[Stored items]
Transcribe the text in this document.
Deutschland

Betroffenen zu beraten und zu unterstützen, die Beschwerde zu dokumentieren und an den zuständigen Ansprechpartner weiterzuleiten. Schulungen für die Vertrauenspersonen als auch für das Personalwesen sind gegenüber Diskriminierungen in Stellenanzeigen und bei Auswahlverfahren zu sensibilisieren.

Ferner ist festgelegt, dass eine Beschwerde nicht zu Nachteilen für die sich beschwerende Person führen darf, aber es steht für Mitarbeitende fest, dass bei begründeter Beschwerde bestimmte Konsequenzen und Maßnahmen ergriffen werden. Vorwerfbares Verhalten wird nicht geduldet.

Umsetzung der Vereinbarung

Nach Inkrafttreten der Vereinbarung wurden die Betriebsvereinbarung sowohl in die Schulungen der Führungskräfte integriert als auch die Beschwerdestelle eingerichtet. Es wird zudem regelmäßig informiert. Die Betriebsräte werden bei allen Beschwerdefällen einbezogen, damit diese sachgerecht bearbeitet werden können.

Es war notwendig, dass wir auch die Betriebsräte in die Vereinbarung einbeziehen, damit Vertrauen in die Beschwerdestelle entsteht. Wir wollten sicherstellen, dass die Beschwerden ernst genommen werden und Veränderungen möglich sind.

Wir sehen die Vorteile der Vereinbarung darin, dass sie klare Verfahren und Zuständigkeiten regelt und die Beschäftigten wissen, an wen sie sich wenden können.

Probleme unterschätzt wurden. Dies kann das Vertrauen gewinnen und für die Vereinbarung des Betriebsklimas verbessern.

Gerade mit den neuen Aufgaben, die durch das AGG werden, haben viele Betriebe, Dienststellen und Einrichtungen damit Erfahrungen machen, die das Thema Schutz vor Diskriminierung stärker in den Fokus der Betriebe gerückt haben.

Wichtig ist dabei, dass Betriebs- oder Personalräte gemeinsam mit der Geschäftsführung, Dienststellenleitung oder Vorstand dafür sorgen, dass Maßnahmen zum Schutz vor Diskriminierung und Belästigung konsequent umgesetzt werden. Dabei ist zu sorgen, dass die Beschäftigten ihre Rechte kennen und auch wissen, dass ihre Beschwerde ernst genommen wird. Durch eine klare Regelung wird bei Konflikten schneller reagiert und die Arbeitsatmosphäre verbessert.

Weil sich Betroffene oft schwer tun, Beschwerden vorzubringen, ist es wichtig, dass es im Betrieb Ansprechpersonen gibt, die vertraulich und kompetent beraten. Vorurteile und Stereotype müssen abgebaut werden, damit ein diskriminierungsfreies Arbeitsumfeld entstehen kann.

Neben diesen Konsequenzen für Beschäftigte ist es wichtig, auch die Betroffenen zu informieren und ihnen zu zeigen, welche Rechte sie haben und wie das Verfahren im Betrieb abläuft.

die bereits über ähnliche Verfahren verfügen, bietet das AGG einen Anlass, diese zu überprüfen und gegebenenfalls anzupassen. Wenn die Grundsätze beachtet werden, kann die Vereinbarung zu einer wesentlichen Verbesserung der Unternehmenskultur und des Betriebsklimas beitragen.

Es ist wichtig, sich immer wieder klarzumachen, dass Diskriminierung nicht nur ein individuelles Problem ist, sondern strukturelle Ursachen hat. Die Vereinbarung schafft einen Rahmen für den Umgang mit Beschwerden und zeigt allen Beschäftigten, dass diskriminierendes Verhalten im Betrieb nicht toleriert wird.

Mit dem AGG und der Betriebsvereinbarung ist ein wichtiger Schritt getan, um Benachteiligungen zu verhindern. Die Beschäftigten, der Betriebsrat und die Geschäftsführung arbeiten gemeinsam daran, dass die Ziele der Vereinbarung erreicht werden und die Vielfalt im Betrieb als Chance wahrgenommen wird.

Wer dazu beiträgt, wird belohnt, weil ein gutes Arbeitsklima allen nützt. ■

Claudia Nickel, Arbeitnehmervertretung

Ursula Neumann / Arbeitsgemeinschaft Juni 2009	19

How to complete this task:
Among the lines of the data, some contain the word "Rechte". How many are there? Reply with the number alone.

Answer to this task:
2